PROBLEM REQUIREMENTS =>
Update the listing by replacing "gaming-pc-icon" with "pc-icon" everywhere it occurs, and leave everything else unchanged.

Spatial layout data

────

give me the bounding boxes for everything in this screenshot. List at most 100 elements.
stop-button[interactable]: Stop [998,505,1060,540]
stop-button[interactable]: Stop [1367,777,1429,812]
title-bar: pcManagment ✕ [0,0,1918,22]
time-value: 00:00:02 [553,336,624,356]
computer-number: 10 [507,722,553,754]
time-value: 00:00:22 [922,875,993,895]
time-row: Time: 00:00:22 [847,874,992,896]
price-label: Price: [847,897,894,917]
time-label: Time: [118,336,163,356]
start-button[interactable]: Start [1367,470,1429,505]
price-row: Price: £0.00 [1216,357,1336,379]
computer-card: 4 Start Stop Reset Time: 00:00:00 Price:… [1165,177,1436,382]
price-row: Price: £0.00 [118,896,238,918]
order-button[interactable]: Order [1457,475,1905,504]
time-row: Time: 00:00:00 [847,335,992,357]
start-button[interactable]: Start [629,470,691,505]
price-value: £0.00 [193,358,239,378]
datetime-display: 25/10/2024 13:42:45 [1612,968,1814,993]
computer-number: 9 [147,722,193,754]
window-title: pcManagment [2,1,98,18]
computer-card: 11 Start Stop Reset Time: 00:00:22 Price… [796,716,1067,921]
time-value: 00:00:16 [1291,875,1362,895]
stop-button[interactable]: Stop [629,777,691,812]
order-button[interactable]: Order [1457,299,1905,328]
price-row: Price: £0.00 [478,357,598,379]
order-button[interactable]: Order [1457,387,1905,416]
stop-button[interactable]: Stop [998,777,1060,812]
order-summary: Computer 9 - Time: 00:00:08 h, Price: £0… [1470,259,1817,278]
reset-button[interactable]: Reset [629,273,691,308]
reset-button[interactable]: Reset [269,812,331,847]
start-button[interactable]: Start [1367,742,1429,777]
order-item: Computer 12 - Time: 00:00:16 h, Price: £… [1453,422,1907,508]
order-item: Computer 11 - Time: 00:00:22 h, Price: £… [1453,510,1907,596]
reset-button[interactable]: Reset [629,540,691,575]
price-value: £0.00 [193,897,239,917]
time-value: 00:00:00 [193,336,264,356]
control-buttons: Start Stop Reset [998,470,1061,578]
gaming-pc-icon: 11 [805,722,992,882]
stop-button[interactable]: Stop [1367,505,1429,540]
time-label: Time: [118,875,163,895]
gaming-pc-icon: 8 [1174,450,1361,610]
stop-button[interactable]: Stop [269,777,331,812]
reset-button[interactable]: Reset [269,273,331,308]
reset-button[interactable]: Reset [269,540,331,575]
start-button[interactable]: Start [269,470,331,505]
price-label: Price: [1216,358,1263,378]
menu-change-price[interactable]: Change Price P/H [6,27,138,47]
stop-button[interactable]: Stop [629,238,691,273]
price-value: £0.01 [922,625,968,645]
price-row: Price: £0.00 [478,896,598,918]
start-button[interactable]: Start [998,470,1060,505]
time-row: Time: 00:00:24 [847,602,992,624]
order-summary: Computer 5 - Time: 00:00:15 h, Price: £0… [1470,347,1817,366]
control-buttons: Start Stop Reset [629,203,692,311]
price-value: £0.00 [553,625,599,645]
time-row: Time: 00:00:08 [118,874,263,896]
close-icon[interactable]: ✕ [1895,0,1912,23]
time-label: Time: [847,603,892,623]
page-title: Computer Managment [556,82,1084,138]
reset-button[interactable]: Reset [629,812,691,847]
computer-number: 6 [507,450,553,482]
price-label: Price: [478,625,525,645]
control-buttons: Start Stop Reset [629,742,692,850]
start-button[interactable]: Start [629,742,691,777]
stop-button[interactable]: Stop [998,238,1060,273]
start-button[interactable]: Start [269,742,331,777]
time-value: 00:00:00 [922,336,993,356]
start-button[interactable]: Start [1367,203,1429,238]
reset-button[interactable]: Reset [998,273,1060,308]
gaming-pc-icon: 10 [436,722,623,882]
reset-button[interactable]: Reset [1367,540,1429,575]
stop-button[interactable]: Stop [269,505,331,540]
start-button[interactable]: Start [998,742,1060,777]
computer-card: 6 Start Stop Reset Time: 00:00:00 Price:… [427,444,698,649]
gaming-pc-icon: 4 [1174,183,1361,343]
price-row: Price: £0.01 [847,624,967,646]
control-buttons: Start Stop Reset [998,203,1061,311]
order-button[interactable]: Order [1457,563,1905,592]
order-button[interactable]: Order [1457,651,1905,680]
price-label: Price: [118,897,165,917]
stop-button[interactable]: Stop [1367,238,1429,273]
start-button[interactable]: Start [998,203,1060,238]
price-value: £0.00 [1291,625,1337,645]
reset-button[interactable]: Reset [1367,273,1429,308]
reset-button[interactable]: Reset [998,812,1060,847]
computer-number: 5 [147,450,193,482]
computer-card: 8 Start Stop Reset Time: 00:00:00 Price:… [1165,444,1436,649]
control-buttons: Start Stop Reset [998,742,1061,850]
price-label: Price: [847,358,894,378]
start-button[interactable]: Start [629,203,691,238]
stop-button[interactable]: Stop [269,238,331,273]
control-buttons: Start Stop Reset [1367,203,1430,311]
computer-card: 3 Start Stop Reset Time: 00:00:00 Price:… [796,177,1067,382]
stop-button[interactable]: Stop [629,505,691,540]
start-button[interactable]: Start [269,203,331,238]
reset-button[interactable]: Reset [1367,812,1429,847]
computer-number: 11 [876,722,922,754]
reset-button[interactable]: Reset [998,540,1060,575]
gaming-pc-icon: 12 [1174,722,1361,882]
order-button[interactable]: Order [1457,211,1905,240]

────

FINAL RESULT =>
give me the bounding boxes for everything in this screenshot. List at most 100 elements.
stop-button[interactable]: Stop [998,505,1060,540]
stop-button[interactable]: Stop [1367,777,1429,812]
title-bar: pcManagment ✕ [0,0,1918,22]
time-value: 00:00:02 [553,336,624,356]
computer-number: 10 [507,722,553,754]
time-value: 00:00:22 [922,875,993,895]
time-row: Time: 00:00:22 [847,874,992,896]
price-label: Price: [847,897,894,917]
time-label: Time: [118,336,163,356]
start-button[interactable]: Start [1367,470,1429,505]
price-row: Price: £0.00 [1216,357,1336,379]
computer-card: 4 Start Stop Reset Time: 00:00:00 Price:… [1165,177,1436,382]
price-row: Price: £0.00 [118,896,238,918]
order-button[interactable]: Order [1457,475,1905,504]
time-row: Time: 00:00:00 [847,335,992,357]
start-button[interactable]: Start [629,470,691,505]
price-value: £0.00 [193,358,239,378]
datetime-display: 25/10/2024 13:42:45 [1612,968,1814,993]
computer-number: 9 [147,722,193,754]
window-title: pcManagment [2,1,98,18]
computer-card: 11 Start Stop Reset Time: 00:00:22 Price… [796,716,1067,921]
time-value: 00:00:16 [1291,875,1362,895]
stop-button[interactable]: Stop [629,777,691,812]
order-button[interactable]: Order [1457,299,1905,328]
price-row: Price: £0.00 [478,357,598,379]
order-button[interactable]: Order [1457,387,1905,416]
stop-button[interactable]: Stop [998,777,1060,812]
order-summary: Computer 9 - Time: 00:00:08 h, Price: £0… [1470,259,1817,278]
reset-button[interactable]: Reset [629,273,691,308]
reset-button[interactable]: Reset [269,812,331,847]
start-button[interactable]: Start [1367,742,1429,777]
order-item: Computer 12 - Time: 00:00:16 h, Price: £… [1453,422,1907,508]
order-item: Computer 11 - Time: 00:00:22 h, Price: £… [1453,510,1907,596]
reset-button[interactable]: Reset [629,540,691,575]
price-value: £0.00 [193,897,239,917]
time-value: 00:00:00 [193,336,264,356]
control-buttons: Start Stop Reset [998,470,1061,578]
pc-icon: 11 [805,722,992,882]
stop-button[interactable]: Stop [1367,505,1429,540]
time-label: Time: [118,875,163,895]
pc-icon: 8 [1174,450,1361,610]
stop-button[interactable]: Stop [269,777,331,812]
reset-button[interactable]: Reset [269,273,331,308]
reset-button[interactable]: Reset [269,540,331,575]
start-button[interactable]: Start [269,470,331,505]
price-label: Price: [1216,358,1263,378]
menu-change-price[interactable]: Change Price P/H [6,27,138,47]
stop-button[interactable]: Stop [629,238,691,273]
price-value: £0.01 [922,625,968,645]
price-row: Price: £0.00 [478,896,598,918]
start-button[interactable]: Start [998,470,1060,505]
time-row: Time: 00:00:24 [847,602,992,624]
order-summary: Computer 5 - Time: 00:00:15 h, Price: £0… [1470,347,1817,366]
control-buttons: Start Stop Reset [629,203,692,311]
price-value: £0.00 [553,625,599,645]
time-row: Time: 00:00:08 [118,874,263,896]
close-icon[interactable]: ✕ [1895,0,1912,23]
time-label: Time: [847,603,892,623]
page-title: Computer Managment [556,82,1084,138]
reset-button[interactable]: Reset [629,812,691,847]
computer-number: 6 [507,450,553,482]
price-label: Price: [478,625,525,645]
control-buttons: Start Stop Reset [629,742,692,850]
start-button[interactable]: Start [629,742,691,777]
stop-button[interactable]: Stop [998,238,1060,273]
start-button[interactable]: Start [269,742,331,777]
time-value: 00:00:00 [922,336,993,356]
start-button[interactable]: Start [1367,203,1429,238]
reset-button[interactable]: Reset [998,273,1060,308]
pc-icon: 10 [436,722,623,882]
reset-button[interactable]: Reset [1367,540,1429,575]
stop-button[interactable]: Stop [269,505,331,540]
start-button[interactable]: Start [998,742,1060,777]
computer-card: 6 Start Stop Reset Time: 00:00:00 Price:… [427,444,698,649]
pc-icon: 4 [1174,183,1361,343]
price-row: Price: £0.01 [847,624,967,646]
control-buttons: Start Stop Reset [998,203,1061,311]
order-button[interactable]: Order [1457,563,1905,592]
order-button[interactable]: Order [1457,651,1905,680]
price-label: Price: [118,897,165,917]
stop-button[interactable]: Stop [1367,238,1429,273]
start-button[interactable]: Start [998,203,1060,238]
price-value: £0.00 [1291,625,1337,645]
reset-button[interactable]: Reset [1367,273,1429,308]
reset-button[interactable]: Reset [998,812,1060,847]
computer-number: 5 [147,450,193,482]
computer-card: 8 Start Stop Reset Time: 00:00:00 Price:… [1165,444,1436,649]
control-buttons: Start Stop Reset [998,742,1061,850]
price-label: Price: [847,358,894,378]
start-button[interactable]: Start [629,203,691,238]
stop-button[interactable]: Stop [269,238,331,273]
control-buttons: Start Stop Reset [1367,203,1430,311]
computer-card: 3 Start Stop Reset Time: 00:00:00 Price:… [796,177,1067,382]
stop-button[interactable]: Stop [629,505,691,540]
start-button[interactable]: Start [269,203,331,238]
reset-button[interactable]: Reset [1367,812,1429,847]
computer-number: 11 [876,722,922,754]
reset-button[interactable]: Reset [998,540,1060,575]
pc-icon: 12 [1174,722,1361,882]
order-button[interactable]: Order [1457,211,1905,240]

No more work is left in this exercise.